For this exercise, repeat all of the material verbatim apart from its images.
##### DATASET RECORDS
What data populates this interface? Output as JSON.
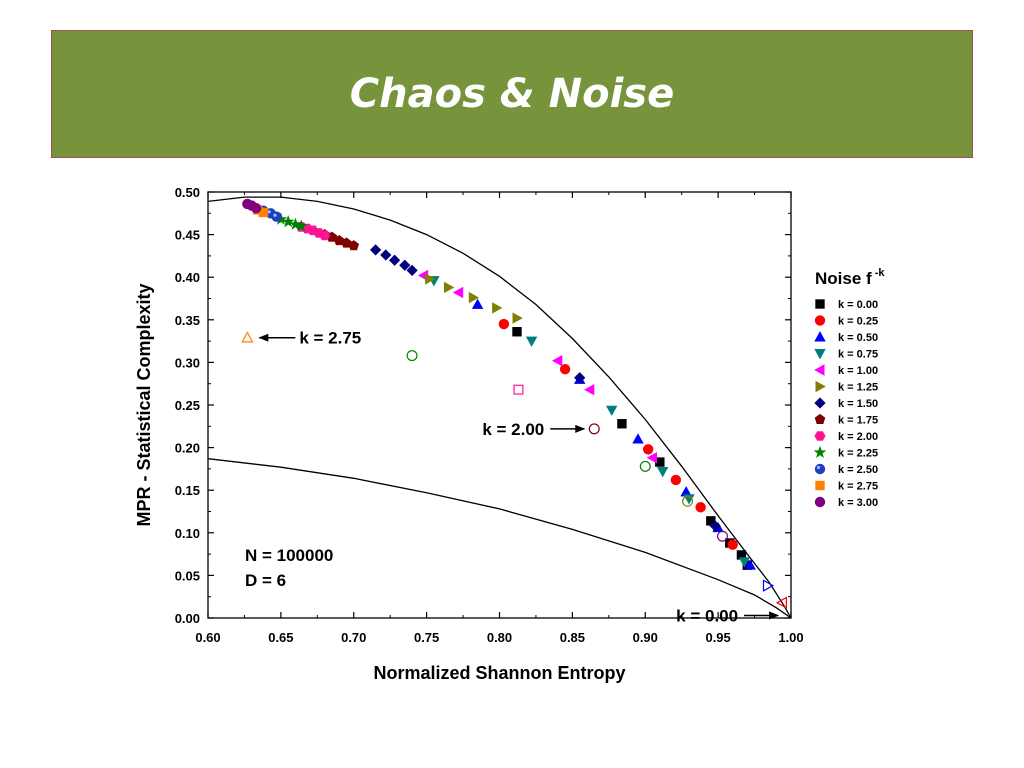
{
  "slide": {
    "title": "Chaos & Noise"
  },
  "colors": {
    "title_bg": "#77933c",
    "title_border": "#a0524d"
  },
  "chart_data": {
    "type": "scatter",
    "xlabel": "Normalized  Shannon  Entropy",
    "ylabel": "MPR - Statistical  Complexity",
    "xlim": [
      0.6,
      1.0
    ],
    "ylim": [
      0.0,
      0.5
    ],
    "xticks": [
      "0.60",
      "0.65",
      "0.70",
      "0.75",
      "0.80",
      "0.85",
      "0.90",
      "0.95",
      "1.00"
    ],
    "yticks": [
      "0.00",
      "0.05",
      "0.10",
      "0.15",
      "0.20",
      "0.25",
      "0.30",
      "0.35",
      "0.40",
      "0.45",
      "0.50"
    ],
    "legend_title": "Noise f",
    "legend_title_sup": "-k",
    "legend_position": "right",
    "info_lines": [
      "N = 100000",
      "D = 6"
    ],
    "annotations": [
      {
        "text": "k = 2.75",
        "x": 0.627,
        "y": 0.329,
        "side": "right"
      },
      {
        "text": "k = 2.00",
        "x": 0.865,
        "y": 0.222,
        "side": "left"
      },
      {
        "text": "k = 0.00",
        "x": 0.998,
        "y": 0.003,
        "side": "left"
      }
    ],
    "bounds": {
      "upper": {
        "x": [
          0.6,
          0.625,
          0.65,
          0.675,
          0.7,
          0.725,
          0.75,
          0.775,
          0.8,
          0.825,
          0.85,
          0.875,
          0.9,
          0.925,
          0.95,
          0.97,
          0.985,
          0.995,
          1.0
        ],
        "y": [
          0.489,
          0.494,
          0.494,
          0.489,
          0.48,
          0.467,
          0.45,
          0.428,
          0.401,
          0.368,
          0.328,
          0.283,
          0.233,
          0.178,
          0.12,
          0.075,
          0.042,
          0.015,
          0.0
        ]
      },
      "lower": {
        "x": [
          0.6,
          0.65,
          0.7,
          0.75,
          0.8,
          0.85,
          0.9,
          0.95,
          0.975,
          0.99,
          1.0
        ],
        "y": [
          0.187,
          0.177,
          0.164,
          0.147,
          0.128,
          0.104,
          0.077,
          0.045,
          0.027,
          0.012,
          0.0
        ]
      }
    },
    "series": [
      {
        "name": "k = 0.00",
        "marker": "square",
        "color": "#000000",
        "x": [
          0.812,
          0.884,
          0.91,
          0.945,
          0.958,
          0.966,
          0.97
        ],
        "y": [
          0.336,
          0.228,
          0.183,
          0.114,
          0.088,
          0.074,
          0.062
        ],
        "open": {
          "x": [],
          "y": []
        }
      },
      {
        "name": "k = 0.25",
        "marker": "circle",
        "color": "#ff0000",
        "x": [
          0.803,
          0.845,
          0.902,
          0.921,
          0.938,
          0.96
        ],
        "y": [
          0.345,
          0.292,
          0.198,
          0.162,
          0.13,
          0.086
        ],
        "open": {
          "x": [
            0.994
          ],
          "y": [
            0.018
          ],
          "marker": "triangle-left"
        }
      },
      {
        "name": "k = 0.50",
        "marker": "triangle-up",
        "color": "#0000ff",
        "x": [
          0.785,
          0.855,
          0.895,
          0.928,
          0.95,
          0.972
        ],
        "y": [
          0.368,
          0.28,
          0.21,
          0.148,
          0.106,
          0.062
        ],
        "open": {
          "x": [
            0.984
          ],
          "y": [
            0.038
          ],
          "marker": "triangle-right"
        }
      },
      {
        "name": "k = 0.75",
        "marker": "triangle-down",
        "color": "#007f7f",
        "x": [
          0.755,
          0.822,
          0.877,
          0.912,
          0.93,
          0.968
        ],
        "y": [
          0.396,
          0.325,
          0.244,
          0.172,
          0.14,
          0.066
        ],
        "open": {
          "x": [],
          "y": []
        }
      },
      {
        "name": "k = 1.00",
        "marker": "triangle-left",
        "color": "#ff00ff",
        "x": [
          0.748,
          0.772,
          0.84,
          0.862,
          0.905
        ],
        "y": [
          0.402,
          0.382,
          0.302,
          0.268,
          0.188
        ],
        "open": {
          "x": [],
          "y": []
        }
      },
      {
        "name": "k = 1.25",
        "marker": "triangle-right",
        "color": "#808000",
        "x": [
          0.752,
          0.765,
          0.782,
          0.798,
          0.812
        ],
        "y": [
          0.398,
          0.388,
          0.376,
          0.364,
          0.352
        ],
        "open": {
          "x": [
            0.929
          ],
          "y": [
            0.137
          ],
          "marker": "circle"
        }
      },
      {
        "name": "k = 1.50",
        "marker": "diamond",
        "color": "#00007f",
        "x": [
          0.715,
          0.722,
          0.728,
          0.735,
          0.74,
          0.855,
          0.948
        ],
        "y": [
          0.432,
          0.426,
          0.42,
          0.414,
          0.408,
          0.282,
          0.108
        ],
        "open": {
          "x": [],
          "y": []
        }
      },
      {
        "name": "k = 1.75",
        "marker": "pentagon",
        "color": "#7f0000",
        "x": [
          0.68,
          0.685,
          0.69,
          0.695,
          0.7
        ],
        "y": [
          0.45,
          0.447,
          0.443,
          0.44,
          0.437
        ],
        "open": {
          "x": [
            0.865
          ],
          "y": [
            0.222
          ],
          "marker": "circle"
        }
      },
      {
        "name": "k = 2.00",
        "marker": "hexagon",
        "color": "#ff1493",
        "x": [
          0.664,
          0.668,
          0.672,
          0.676,
          0.68
        ],
        "y": [
          0.459,
          0.457,
          0.455,
          0.452,
          0.449
        ],
        "open": {
          "x": [
            0.813
          ],
          "y": [
            0.268
          ],
          "marker": "square"
        }
      },
      {
        "name": "k = 2.25",
        "marker": "star",
        "color": "#008000",
        "x": [
          0.65,
          0.655,
          0.66,
          0.664
        ],
        "y": [
          0.468,
          0.465,
          0.462,
          0.46
        ],
        "open": {
          "x": [
            0.74,
            0.9
          ],
          "y": [
            0.308,
            0.178
          ],
          "marker": "circle"
        }
      },
      {
        "name": "k = 2.50",
        "marker": "ball",
        "color": "#1f3fbf",
        "x": [
          0.638,
          0.643,
          0.647
        ],
        "y": [
          0.478,
          0.475,
          0.471
        ],
        "open": {
          "x": [],
          "y": []
        }
      },
      {
        "name": "k = 2.75",
        "marker": "square",
        "color": "#ff8000",
        "x": [
          0.634,
          0.638
        ],
        "y": [
          0.479,
          0.476
        ],
        "open": {
          "x": [
            0.627
          ],
          "y": [
            0.329
          ],
          "marker": "triangle-up"
        }
      },
      {
        "name": "k = 3.00",
        "marker": "circle",
        "color": "#800080",
        "x": [
          0.627,
          0.63,
          0.633
        ],
        "y": [
          0.486,
          0.484,
          0.481
        ],
        "open": {
          "x": [
            0.953
          ],
          "y": [
            0.096
          ],
          "marker": "circle"
        }
      }
    ]
  }
}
##########
## [RESULT]
What data populates this interface? Output as JSON.
{
  "slide": {
    "title": "Chaos & Noise"
  },
  "colors": {
    "title_bg": "#77933c",
    "title_border": "#a0524d"
  },
  "chart_data": {
    "type": "scatter",
    "xlabel": "Normalized  Shannon  Entropy",
    "ylabel": "MPR - Statistical  Complexity",
    "xlim": [
      0.6,
      1.0
    ],
    "ylim": [
      0.0,
      0.5
    ],
    "xticks": [
      "0.60",
      "0.65",
      "0.70",
      "0.75",
      "0.80",
      "0.85",
      "0.90",
      "0.95",
      "1.00"
    ],
    "yticks": [
      "0.00",
      "0.05",
      "0.10",
      "0.15",
      "0.20",
      "0.25",
      "0.30",
      "0.35",
      "0.40",
      "0.45",
      "0.50"
    ],
    "legend_title": "Noise f",
    "legend_title_sup": "-k",
    "legend_position": "right",
    "info_lines": [
      "N = 100000",
      "D = 6"
    ],
    "annotations": [
      {
        "text": "k = 2.75",
        "x": 0.627,
        "y": 0.329,
        "side": "right"
      },
      {
        "text": "k = 2.00",
        "x": 0.865,
        "y": 0.222,
        "side": "left"
      },
      {
        "text": "k = 0.00",
        "x": 0.998,
        "y": 0.003,
        "side": "left"
      }
    ],
    "bounds": {
      "upper": {
        "x": [
          0.6,
          0.625,
          0.65,
          0.675,
          0.7,
          0.725,
          0.75,
          0.775,
          0.8,
          0.825,
          0.85,
          0.875,
          0.9,
          0.925,
          0.95,
          0.97,
          0.985,
          0.995,
          1.0
        ],
        "y": [
          0.489,
          0.494,
          0.494,
          0.489,
          0.48,
          0.467,
          0.45,
          0.428,
          0.401,
          0.368,
          0.328,
          0.283,
          0.233,
          0.178,
          0.12,
          0.075,
          0.042,
          0.015,
          0.0
        ]
      },
      "lower": {
        "x": [
          0.6,
          0.65,
          0.7,
          0.75,
          0.8,
          0.85,
          0.9,
          0.95,
          0.975,
          0.99,
          1.0
        ],
        "y": [
          0.187,
          0.177,
          0.164,
          0.147,
          0.128,
          0.104,
          0.077,
          0.045,
          0.027,
          0.012,
          0.0
        ]
      }
    },
    "series": [
      {
        "name": "k = 0.00",
        "marker": "square",
        "color": "#000000",
        "x": [
          0.812,
          0.884,
          0.91,
          0.945,
          0.958,
          0.966,
          0.97
        ],
        "y": [
          0.336,
          0.228,
          0.183,
          0.114,
          0.088,
          0.074,
          0.062
        ],
        "open": {
          "x": [],
          "y": []
        }
      },
      {
        "name": "k = 0.25",
        "marker": "circle",
        "color": "#ff0000",
        "x": [
          0.803,
          0.845,
          0.902,
          0.921,
          0.938,
          0.96
        ],
        "y": [
          0.345,
          0.292,
          0.198,
          0.162,
          0.13,
          0.086
        ],
        "open": {
          "x": [
            0.994
          ],
          "y": [
            0.018
          ],
          "marker": "triangle-left"
        }
      },
      {
        "name": "k = 0.50",
        "marker": "triangle-up",
        "color": "#0000ff",
        "x": [
          0.785,
          0.855,
          0.895,
          0.928,
          0.95,
          0.972
        ],
        "y": [
          0.368,
          0.28,
          0.21,
          0.148,
          0.106,
          0.062
        ],
        "open": {
          "x": [
            0.984
          ],
          "y": [
            0.038
          ],
          "marker": "triangle-right"
        }
      },
      {
        "name": "k = 0.75",
        "marker": "triangle-down",
        "color": "#007f7f",
        "x": [
          0.755,
          0.822,
          0.877,
          0.912,
          0.93,
          0.968
        ],
        "y": [
          0.396,
          0.325,
          0.244,
          0.172,
          0.14,
          0.066
        ],
        "open": {
          "x": [],
          "y": []
        }
      },
      {
        "name": "k = 1.00",
        "marker": "triangle-left",
        "color": "#ff00ff",
        "x": [
          0.748,
          0.772,
          0.84,
          0.862,
          0.905
        ],
        "y": [
          0.402,
          0.382,
          0.302,
          0.268,
          0.188
        ],
        "open": {
          "x": [],
          "y": []
        }
      },
      {
        "name": "k = 1.25",
        "marker": "triangle-right",
        "color": "#808000",
        "x": [
          0.752,
          0.765,
          0.782,
          0.798,
          0.812
        ],
        "y": [
          0.398,
          0.388,
          0.376,
          0.364,
          0.352
        ],
        "open": {
          "x": [
            0.929
          ],
          "y": [
            0.137
          ],
          "marker": "circle"
        }
      },
      {
        "name": "k = 1.50",
        "marker": "diamond",
        "color": "#00007f",
        "x": [
          0.715,
          0.722,
          0.728,
          0.735,
          0.74,
          0.855,
          0.948
        ],
        "y": [
          0.432,
          0.426,
          0.42,
          0.414,
          0.408,
          0.282,
          0.108
        ],
        "open": {
          "x": [],
          "y": []
        }
      },
      {
        "name": "k = 1.75",
        "marker": "pentagon",
        "color": "#7f0000",
        "x": [
          0.68,
          0.685,
          0.69,
          0.695,
          0.7
        ],
        "y": [
          0.45,
          0.447,
          0.443,
          0.44,
          0.437
        ],
        "open": {
          "x": [
            0.865
          ],
          "y": [
            0.222
          ],
          "marker": "circle"
        }
      },
      {
        "name": "k = 2.00",
        "marker": "hexagon",
        "color": "#ff1493",
        "x": [
          0.664,
          0.668,
          0.672,
          0.676,
          0.68
        ],
        "y": [
          0.459,
          0.457,
          0.455,
          0.452,
          0.449
        ],
        "open": {
          "x": [
            0.813
          ],
          "y": [
            0.268
          ],
          "marker": "square"
        }
      },
      {
        "name": "k = 2.25",
        "marker": "star",
        "color": "#008000",
        "x": [
          0.65,
          0.655,
          0.66,
          0.664
        ],
        "y": [
          0.468,
          0.465,
          0.462,
          0.46
        ],
        "open": {
          "x": [
            0.74,
            0.9
          ],
          "y": [
            0.308,
            0.178
          ],
          "marker": "circle"
        }
      },
      {
        "name": "k = 2.50",
        "marker": "ball",
        "color": "#1f3fbf",
        "x": [
          0.638,
          0.643,
          0.647
        ],
        "y": [
          0.478,
          0.475,
          0.471
        ],
        "open": {
          "x": [],
          "y": []
        }
      },
      {
        "name": "k = 2.75",
        "marker": "square",
        "color": "#ff8000",
        "x": [
          0.634,
          0.638
        ],
        "y": [
          0.479,
          0.476
        ],
        "open": {
          "x": [
            0.627
          ],
          "y": [
            0.329
          ],
          "marker": "triangle-up"
        }
      },
      {
        "name": "k = 3.00",
        "marker": "circle",
        "color": "#800080",
        "x": [
          0.627,
          0.63,
          0.633
        ],
        "y": [
          0.486,
          0.484,
          0.481
        ],
        "open": {
          "x": [
            0.953
          ],
          "y": [
            0.096
          ],
          "marker": "circle"
        }
      }
    ]
  }
}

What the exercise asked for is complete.